EXERCISE DETAILS: Collect every line below that contains the word "protection".
— begin —
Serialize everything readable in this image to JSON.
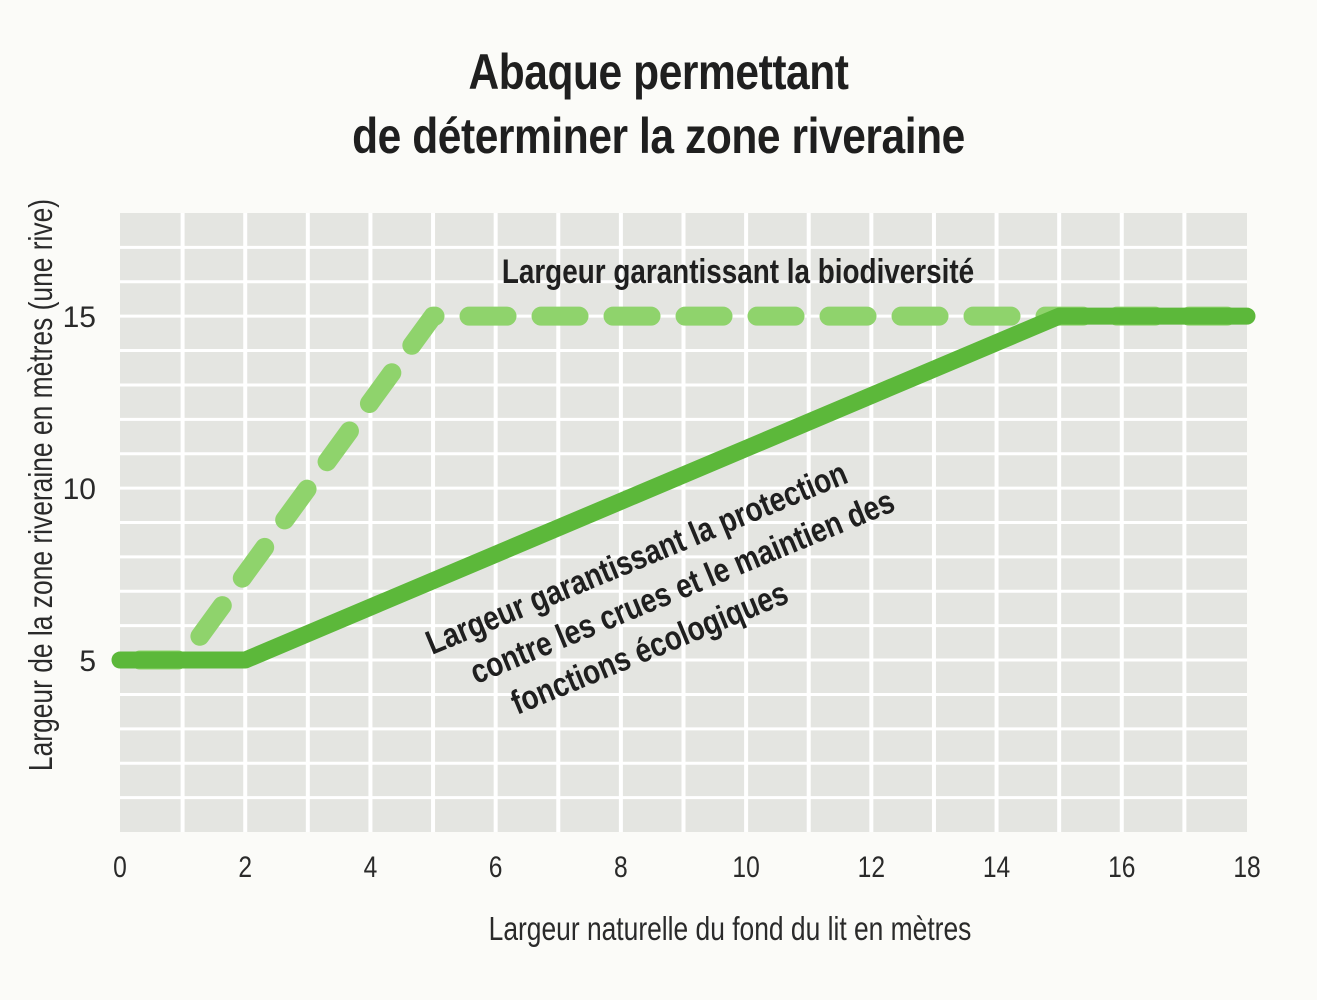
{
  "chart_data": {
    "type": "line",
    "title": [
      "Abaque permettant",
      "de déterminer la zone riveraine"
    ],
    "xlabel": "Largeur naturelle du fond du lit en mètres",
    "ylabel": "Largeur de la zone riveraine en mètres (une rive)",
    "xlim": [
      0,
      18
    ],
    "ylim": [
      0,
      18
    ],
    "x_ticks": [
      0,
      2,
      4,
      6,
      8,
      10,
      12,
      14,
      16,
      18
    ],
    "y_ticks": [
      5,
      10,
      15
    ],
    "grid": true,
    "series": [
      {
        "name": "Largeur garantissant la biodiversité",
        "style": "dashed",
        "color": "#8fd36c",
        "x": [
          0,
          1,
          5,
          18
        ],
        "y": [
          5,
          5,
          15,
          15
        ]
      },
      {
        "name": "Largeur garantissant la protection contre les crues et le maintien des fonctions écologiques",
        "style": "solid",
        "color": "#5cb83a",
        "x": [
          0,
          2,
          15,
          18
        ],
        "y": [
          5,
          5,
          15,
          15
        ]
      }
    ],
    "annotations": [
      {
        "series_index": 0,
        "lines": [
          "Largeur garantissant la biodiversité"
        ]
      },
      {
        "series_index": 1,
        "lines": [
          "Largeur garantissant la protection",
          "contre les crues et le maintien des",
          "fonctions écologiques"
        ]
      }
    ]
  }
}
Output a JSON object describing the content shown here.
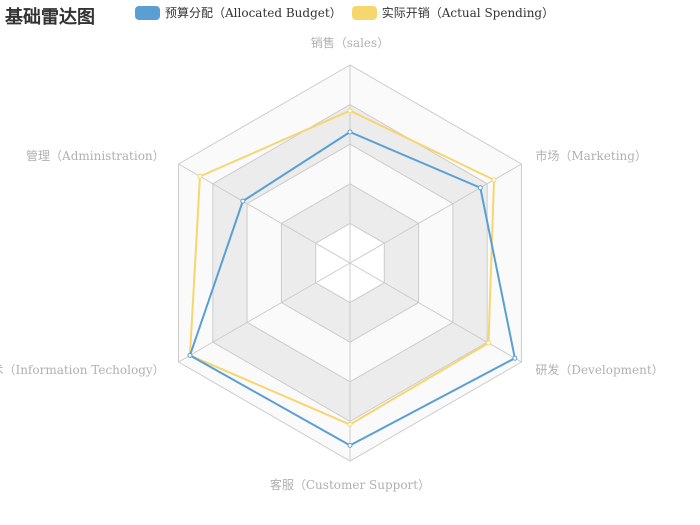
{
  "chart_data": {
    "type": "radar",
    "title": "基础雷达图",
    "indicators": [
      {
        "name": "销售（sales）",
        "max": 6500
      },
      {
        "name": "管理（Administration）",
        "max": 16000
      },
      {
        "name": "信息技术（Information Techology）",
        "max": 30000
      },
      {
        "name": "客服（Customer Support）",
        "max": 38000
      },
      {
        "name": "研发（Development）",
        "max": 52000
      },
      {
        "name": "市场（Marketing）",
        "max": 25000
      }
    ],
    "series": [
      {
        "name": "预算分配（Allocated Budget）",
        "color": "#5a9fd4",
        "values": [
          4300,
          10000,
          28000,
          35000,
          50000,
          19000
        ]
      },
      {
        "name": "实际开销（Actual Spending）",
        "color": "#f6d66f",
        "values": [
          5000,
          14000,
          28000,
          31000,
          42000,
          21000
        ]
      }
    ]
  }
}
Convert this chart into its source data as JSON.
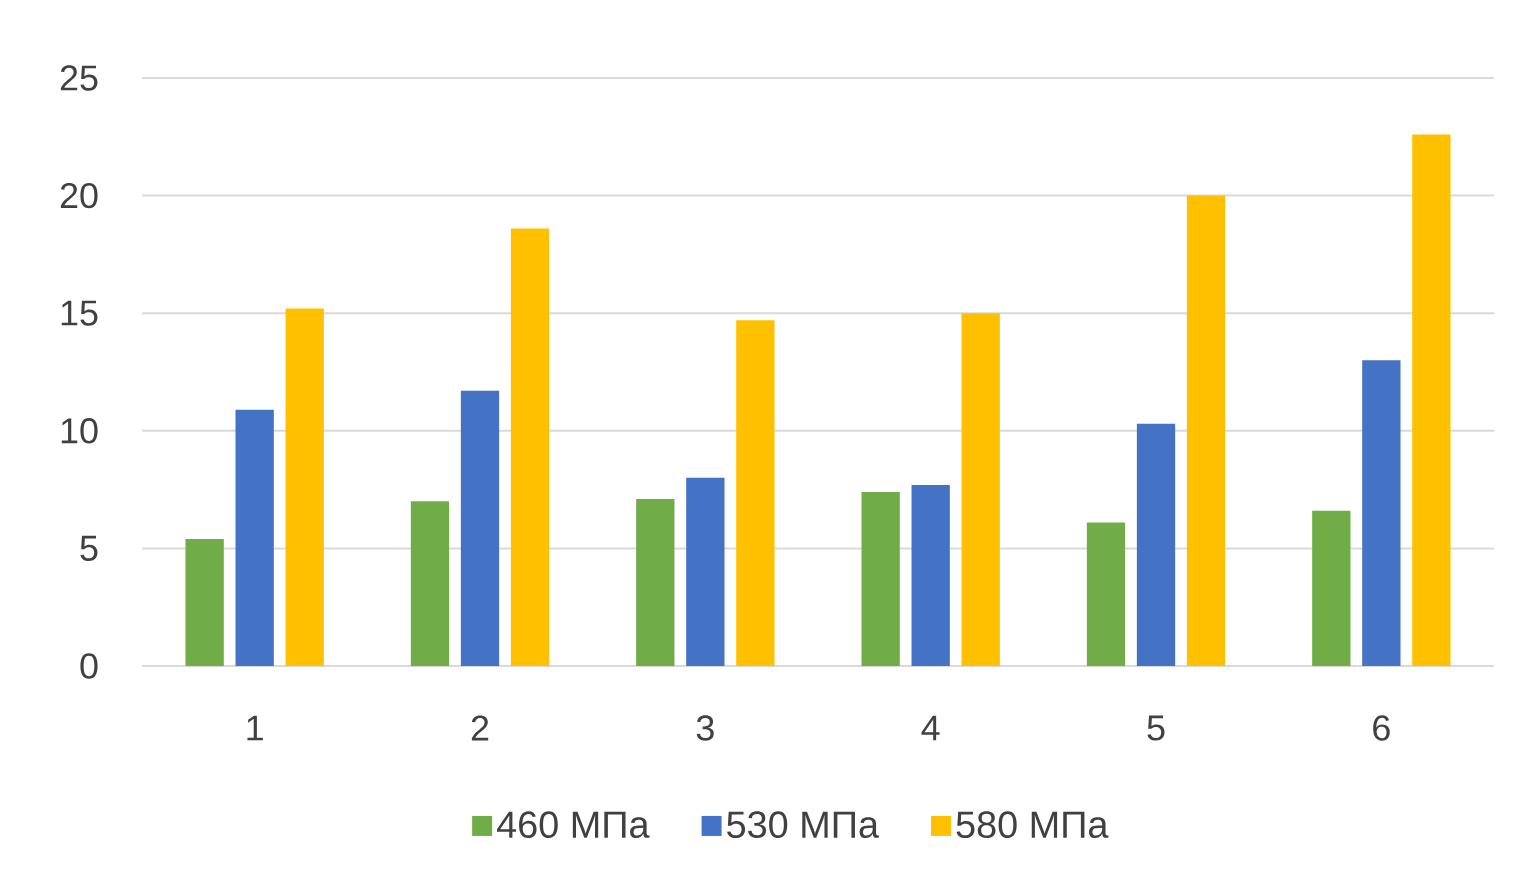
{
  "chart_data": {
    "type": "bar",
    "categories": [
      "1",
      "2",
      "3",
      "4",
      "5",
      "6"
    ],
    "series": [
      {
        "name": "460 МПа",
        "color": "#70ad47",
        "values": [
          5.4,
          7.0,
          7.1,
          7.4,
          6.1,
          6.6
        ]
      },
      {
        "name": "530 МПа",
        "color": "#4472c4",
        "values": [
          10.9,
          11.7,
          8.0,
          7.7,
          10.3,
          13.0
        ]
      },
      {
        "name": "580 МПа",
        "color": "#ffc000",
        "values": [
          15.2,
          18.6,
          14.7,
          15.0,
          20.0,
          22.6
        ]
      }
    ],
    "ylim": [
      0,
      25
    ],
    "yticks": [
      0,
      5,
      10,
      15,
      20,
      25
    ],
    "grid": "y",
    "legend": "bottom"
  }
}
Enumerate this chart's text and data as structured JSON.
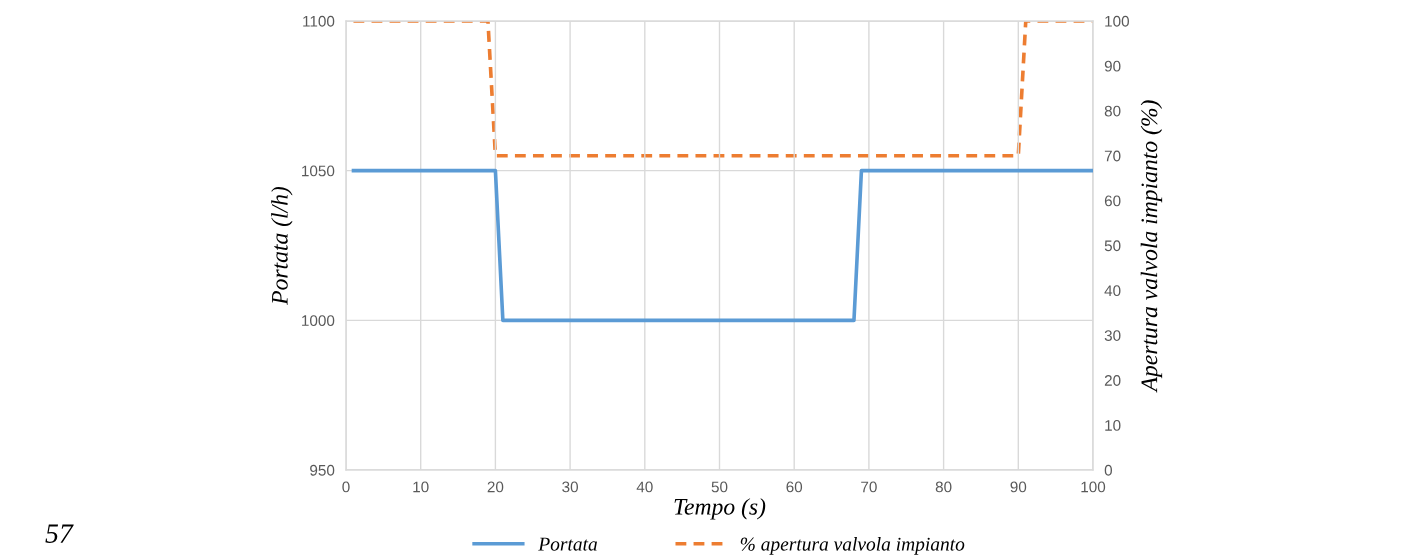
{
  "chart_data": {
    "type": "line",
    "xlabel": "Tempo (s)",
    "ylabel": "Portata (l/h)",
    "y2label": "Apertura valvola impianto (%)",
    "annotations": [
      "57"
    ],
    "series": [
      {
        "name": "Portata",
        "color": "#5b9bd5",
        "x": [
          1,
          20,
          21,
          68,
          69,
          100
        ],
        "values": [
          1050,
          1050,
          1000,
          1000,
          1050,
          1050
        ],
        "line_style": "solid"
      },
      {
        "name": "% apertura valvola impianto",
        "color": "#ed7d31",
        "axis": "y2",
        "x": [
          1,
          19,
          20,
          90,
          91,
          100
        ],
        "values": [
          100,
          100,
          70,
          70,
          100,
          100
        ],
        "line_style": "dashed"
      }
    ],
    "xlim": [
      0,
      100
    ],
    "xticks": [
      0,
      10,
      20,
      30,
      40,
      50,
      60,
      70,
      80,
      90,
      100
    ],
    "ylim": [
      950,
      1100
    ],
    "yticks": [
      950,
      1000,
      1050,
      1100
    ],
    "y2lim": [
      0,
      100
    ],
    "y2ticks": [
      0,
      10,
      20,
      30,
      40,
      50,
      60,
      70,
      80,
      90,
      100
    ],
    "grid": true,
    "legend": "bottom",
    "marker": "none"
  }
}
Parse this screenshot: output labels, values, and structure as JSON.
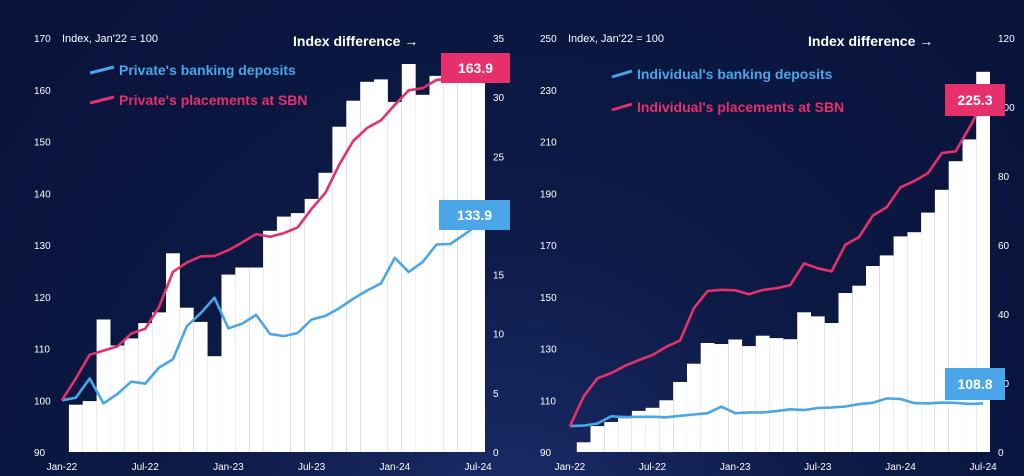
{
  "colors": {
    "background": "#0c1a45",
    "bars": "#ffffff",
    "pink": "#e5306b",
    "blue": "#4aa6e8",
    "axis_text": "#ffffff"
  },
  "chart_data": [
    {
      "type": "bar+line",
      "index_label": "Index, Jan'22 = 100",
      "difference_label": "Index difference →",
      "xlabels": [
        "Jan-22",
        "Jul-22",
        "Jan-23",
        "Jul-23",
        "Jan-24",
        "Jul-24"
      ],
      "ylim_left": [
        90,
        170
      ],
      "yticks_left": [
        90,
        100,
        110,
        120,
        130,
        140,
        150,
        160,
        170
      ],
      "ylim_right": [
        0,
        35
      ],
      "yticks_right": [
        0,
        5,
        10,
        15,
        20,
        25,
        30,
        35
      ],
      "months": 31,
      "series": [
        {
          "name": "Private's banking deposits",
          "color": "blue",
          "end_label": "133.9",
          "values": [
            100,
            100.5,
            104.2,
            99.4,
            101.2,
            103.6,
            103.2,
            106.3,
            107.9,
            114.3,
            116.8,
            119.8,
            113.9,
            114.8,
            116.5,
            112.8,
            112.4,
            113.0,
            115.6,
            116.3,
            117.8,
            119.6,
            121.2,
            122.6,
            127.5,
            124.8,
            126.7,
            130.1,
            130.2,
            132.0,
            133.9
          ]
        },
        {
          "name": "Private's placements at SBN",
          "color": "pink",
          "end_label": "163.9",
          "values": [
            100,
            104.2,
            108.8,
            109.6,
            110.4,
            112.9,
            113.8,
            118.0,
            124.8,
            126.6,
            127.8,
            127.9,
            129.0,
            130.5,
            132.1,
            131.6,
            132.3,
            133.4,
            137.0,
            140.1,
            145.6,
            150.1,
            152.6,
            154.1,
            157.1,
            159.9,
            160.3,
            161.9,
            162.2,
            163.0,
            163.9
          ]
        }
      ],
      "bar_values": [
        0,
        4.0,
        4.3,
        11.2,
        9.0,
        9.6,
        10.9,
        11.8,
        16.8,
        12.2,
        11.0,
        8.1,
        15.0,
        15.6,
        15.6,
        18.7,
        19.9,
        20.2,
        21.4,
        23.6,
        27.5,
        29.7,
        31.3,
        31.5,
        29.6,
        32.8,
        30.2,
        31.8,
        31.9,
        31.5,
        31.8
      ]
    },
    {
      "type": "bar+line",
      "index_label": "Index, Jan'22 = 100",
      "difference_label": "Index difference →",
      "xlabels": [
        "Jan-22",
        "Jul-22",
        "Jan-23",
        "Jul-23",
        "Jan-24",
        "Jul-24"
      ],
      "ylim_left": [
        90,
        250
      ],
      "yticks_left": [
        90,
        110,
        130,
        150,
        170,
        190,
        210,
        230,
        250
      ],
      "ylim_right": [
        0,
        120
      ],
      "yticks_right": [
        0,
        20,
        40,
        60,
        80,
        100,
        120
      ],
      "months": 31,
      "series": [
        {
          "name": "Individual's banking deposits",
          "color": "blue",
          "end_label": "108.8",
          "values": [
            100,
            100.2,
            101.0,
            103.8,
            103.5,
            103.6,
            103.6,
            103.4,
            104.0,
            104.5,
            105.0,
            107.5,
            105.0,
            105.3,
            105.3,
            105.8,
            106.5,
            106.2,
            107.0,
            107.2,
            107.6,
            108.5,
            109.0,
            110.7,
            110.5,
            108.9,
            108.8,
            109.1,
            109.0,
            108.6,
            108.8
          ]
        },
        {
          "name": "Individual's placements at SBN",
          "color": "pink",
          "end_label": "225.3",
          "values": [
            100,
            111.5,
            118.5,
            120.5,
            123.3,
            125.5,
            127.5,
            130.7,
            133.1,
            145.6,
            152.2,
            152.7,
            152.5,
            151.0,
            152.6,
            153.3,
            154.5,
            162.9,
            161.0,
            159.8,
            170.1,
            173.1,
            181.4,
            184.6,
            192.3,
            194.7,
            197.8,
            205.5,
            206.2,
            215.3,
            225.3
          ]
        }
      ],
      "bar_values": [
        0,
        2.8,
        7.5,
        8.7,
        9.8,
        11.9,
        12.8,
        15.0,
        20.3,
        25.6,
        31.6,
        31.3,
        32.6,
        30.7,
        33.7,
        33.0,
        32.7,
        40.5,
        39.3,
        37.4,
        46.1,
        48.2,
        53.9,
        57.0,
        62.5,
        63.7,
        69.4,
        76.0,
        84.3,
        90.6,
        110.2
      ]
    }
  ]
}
— end —
EXERCISE OUTPUT:
        "name": "Largeur garantissant la protection contre les crues et le maintien des fonctions écologiques",
          "Largeur garantissant la protection",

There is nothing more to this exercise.